**What to work on:**
Copy the data that follows, character for character, minus the pictures.

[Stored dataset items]
▬▬▬▬▬▬

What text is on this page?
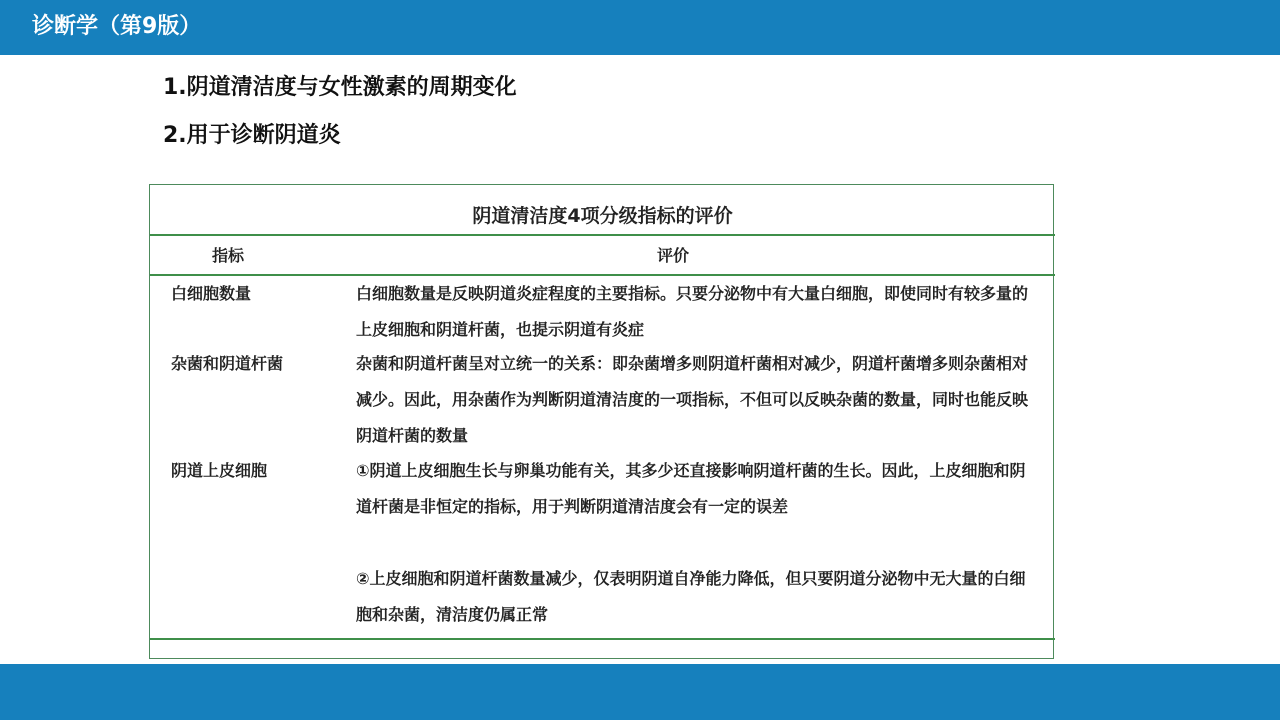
诊断学（第9版）
1.阴道清洁度与女性激素的周期变化
2.用于诊断阴道炎
阴道清洁度4项分级指标的评价
指标	评价
白细胞数量	白细胞数量是反映阴道炎症程度的主要指标。只要分泌物中有大量白细胞，即使同时有较多量的上皮细胞和阴道杆菌，也提示阴道有炎症
杂菌和阴道杆菌	杂菌和阴道杆菌呈对立统一的关系：即杂菌增多则阴道杆菌相对减少，阴道杆菌增多则杂菌相对减少。因此，用杂菌作为判断阴道清洁度的一项指标，不但可以反映杂菌的数量，同时也能反映阴道杆菌的数量
阴道上皮细胞	①阴道上皮细胞生长与卵巢功能有关，其多少还直接影响阴道杆菌的生长。因此，上皮细胞和阴道杆菌是非恒定的指标，用于判断阴道清洁度会有一定的误差
②上皮细胞和阴道杆菌数量减少，仅表明阴道自净能力降低，但只要阴道分泌物中无大量的白细胞和杂菌，清洁度仍属正常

▬▬▬▬▬▬

**Complete answer:**
What text is on this page?
诊断学（第9版）
1.阴道清洁度与女性激素的周期变化
2.用于诊断阴道炎
阴道清洁度4项分级指标的评价
指标	评价
白细胞数量	白细胞数量是反映阴道炎症程度的主要指标。只要分泌物中有大量白细胞，即使同时有较多量的上皮细胞和阴道杆菌，也提示阴道有炎症
杂菌和阴道杆菌	杂菌和阴道杆菌呈对立统一的关系：即杂菌增多则阴道杆菌相对减少，阴道杆菌增多则杂菌相对减少。因此，用杂菌作为判断阴道清洁度的一项指标，不但可以反映杂菌的数量，同时也能反映阴道杆菌的数量
阴道上皮细胞	①阴道上皮细胞生长与卵巢功能有关，其多少还直接影响阴道杆菌的生长。因此，上皮细胞和阴道杆菌是非恒定的指标，用于判断阴道清洁度会有一定的误差
②上皮细胞和阴道杆菌数量减少，仅表明阴道自净能力降低，但只要阴道分泌物中无大量的白细胞和杂菌，清洁度仍属正常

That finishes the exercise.